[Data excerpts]
========================

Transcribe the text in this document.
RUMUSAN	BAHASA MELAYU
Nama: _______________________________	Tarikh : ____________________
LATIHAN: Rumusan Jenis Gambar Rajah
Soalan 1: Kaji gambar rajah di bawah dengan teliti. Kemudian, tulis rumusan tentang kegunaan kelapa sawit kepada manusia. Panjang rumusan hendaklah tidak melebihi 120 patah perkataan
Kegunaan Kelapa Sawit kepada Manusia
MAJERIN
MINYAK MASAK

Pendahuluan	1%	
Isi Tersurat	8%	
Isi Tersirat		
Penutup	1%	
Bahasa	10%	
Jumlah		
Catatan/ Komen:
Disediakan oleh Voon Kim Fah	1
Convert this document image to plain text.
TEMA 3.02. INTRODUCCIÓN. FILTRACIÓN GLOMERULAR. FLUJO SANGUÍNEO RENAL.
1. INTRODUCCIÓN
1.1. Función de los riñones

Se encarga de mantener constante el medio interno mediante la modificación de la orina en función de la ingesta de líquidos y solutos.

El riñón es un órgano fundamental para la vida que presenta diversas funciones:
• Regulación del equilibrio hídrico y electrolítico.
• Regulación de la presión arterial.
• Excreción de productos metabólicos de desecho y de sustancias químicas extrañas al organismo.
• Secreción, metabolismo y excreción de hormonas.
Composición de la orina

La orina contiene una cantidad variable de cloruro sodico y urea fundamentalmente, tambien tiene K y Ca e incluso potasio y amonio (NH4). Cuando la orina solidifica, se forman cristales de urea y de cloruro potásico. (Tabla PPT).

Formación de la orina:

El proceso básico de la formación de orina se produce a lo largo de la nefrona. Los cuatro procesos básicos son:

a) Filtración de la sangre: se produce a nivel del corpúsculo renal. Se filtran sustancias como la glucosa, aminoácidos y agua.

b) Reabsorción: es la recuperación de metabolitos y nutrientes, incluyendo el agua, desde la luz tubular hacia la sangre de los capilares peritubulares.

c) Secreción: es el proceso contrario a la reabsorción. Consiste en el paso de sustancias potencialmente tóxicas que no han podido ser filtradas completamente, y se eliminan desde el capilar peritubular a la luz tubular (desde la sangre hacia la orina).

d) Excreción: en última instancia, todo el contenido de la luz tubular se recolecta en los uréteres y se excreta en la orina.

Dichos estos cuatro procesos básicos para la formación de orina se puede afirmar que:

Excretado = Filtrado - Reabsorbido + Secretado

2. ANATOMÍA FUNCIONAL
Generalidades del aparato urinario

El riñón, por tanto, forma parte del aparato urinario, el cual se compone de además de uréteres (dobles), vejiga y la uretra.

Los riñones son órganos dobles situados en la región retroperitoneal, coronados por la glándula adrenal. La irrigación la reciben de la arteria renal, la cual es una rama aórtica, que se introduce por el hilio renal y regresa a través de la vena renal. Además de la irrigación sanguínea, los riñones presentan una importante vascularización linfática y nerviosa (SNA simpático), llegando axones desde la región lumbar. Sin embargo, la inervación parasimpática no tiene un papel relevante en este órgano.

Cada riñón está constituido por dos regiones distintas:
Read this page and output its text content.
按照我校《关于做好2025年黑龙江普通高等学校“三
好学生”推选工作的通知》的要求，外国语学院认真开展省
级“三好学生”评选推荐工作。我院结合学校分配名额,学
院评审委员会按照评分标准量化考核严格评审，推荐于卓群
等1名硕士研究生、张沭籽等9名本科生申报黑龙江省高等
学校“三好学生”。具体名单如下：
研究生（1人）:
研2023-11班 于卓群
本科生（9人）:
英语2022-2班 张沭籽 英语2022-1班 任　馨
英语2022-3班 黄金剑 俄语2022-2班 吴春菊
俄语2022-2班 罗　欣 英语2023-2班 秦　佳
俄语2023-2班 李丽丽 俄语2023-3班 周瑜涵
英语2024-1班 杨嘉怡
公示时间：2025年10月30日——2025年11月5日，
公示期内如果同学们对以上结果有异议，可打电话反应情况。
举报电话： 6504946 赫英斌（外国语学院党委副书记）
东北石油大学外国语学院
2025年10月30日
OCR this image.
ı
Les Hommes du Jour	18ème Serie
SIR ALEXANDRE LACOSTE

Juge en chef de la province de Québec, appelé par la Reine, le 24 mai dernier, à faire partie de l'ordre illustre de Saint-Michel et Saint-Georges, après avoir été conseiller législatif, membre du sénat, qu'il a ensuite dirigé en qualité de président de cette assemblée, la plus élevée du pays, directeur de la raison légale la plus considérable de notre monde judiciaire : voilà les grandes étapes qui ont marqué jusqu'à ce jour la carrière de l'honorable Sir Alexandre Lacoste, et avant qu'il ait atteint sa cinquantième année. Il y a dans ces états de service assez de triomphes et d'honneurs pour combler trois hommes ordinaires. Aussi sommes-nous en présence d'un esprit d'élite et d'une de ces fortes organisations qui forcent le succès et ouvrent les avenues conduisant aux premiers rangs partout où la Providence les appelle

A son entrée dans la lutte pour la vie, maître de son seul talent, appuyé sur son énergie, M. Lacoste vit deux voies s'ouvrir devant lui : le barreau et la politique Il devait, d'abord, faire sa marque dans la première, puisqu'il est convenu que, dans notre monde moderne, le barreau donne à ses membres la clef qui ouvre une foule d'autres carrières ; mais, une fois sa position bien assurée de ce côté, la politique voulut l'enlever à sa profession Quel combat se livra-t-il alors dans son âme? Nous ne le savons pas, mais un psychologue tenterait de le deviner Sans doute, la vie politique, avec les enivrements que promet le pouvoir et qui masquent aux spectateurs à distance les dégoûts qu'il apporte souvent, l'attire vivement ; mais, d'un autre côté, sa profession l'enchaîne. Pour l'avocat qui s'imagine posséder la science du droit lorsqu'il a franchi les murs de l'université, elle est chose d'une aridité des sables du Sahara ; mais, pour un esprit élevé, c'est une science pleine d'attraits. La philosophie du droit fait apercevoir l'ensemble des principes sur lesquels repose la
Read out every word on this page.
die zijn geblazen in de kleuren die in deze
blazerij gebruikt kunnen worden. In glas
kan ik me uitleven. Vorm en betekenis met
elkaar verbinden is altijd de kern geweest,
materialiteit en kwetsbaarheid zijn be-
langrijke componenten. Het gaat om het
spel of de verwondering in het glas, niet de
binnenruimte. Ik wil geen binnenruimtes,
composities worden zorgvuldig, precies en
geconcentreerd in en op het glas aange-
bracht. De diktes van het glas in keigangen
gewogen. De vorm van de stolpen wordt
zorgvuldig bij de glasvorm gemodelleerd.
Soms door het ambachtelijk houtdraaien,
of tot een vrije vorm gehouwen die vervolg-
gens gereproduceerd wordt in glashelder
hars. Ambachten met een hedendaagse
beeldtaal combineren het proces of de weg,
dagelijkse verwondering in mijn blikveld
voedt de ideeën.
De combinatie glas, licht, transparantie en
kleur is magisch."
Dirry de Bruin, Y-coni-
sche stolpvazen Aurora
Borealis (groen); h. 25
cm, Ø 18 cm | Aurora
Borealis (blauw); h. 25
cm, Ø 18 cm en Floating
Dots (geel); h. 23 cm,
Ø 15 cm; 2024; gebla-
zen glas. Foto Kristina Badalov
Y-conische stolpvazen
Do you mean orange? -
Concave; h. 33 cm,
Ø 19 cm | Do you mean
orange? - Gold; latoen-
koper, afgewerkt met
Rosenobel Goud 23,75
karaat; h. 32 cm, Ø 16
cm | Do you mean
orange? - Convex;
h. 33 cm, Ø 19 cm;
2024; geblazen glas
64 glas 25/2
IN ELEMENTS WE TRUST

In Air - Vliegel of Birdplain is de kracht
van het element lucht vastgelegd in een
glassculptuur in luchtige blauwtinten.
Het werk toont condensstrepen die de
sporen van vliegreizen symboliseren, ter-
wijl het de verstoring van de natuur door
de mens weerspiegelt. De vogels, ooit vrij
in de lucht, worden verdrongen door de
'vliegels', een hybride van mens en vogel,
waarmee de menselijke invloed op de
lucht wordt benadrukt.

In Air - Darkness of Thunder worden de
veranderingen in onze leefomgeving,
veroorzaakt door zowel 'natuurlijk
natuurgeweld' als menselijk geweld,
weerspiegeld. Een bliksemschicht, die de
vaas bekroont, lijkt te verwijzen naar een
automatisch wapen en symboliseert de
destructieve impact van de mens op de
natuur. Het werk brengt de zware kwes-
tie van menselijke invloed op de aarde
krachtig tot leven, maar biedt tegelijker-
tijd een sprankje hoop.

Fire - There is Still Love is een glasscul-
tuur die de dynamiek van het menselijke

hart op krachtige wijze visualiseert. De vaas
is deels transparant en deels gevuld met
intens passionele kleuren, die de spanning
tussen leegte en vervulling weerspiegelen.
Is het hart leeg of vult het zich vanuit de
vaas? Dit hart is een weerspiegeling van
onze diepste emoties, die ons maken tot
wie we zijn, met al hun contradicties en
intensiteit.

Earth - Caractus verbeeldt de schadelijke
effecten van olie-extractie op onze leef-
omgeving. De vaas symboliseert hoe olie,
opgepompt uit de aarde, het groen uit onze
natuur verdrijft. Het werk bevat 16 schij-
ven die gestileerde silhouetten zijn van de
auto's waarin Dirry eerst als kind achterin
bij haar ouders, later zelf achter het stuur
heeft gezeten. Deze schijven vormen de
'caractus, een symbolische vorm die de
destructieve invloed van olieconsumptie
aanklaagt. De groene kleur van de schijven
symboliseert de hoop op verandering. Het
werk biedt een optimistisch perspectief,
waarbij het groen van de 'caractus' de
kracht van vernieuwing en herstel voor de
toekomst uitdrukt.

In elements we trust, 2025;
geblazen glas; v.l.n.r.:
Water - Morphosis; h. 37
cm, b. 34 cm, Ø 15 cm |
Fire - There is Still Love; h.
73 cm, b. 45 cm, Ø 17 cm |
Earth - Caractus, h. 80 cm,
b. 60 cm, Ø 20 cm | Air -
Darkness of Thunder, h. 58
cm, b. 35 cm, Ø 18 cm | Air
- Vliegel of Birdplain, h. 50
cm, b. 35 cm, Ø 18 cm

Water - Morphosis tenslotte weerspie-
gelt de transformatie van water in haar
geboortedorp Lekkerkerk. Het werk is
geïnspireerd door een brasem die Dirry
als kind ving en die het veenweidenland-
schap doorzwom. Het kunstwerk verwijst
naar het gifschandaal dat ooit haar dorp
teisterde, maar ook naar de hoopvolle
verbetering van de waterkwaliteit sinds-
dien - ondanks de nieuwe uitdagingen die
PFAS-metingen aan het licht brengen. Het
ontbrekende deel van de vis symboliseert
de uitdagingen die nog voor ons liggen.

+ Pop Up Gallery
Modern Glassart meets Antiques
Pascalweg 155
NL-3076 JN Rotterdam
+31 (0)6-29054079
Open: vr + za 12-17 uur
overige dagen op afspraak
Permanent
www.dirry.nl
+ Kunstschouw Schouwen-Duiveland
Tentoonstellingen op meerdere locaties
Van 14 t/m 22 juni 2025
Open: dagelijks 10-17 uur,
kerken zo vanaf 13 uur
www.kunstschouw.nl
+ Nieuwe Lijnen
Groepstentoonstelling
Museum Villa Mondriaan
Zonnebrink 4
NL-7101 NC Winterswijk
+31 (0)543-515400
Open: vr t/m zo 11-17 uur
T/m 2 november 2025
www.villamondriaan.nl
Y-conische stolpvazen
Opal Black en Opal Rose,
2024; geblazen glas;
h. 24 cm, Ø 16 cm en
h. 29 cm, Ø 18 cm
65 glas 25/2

========================

_SET PROBLEM:_ From the data, collect all lines where the string "Regulación" appears.

_SOLUTION TO THIS TASK:_
• Regulación del equilibrio hídrico y electrolítico.
• Regulación de la presión arterial.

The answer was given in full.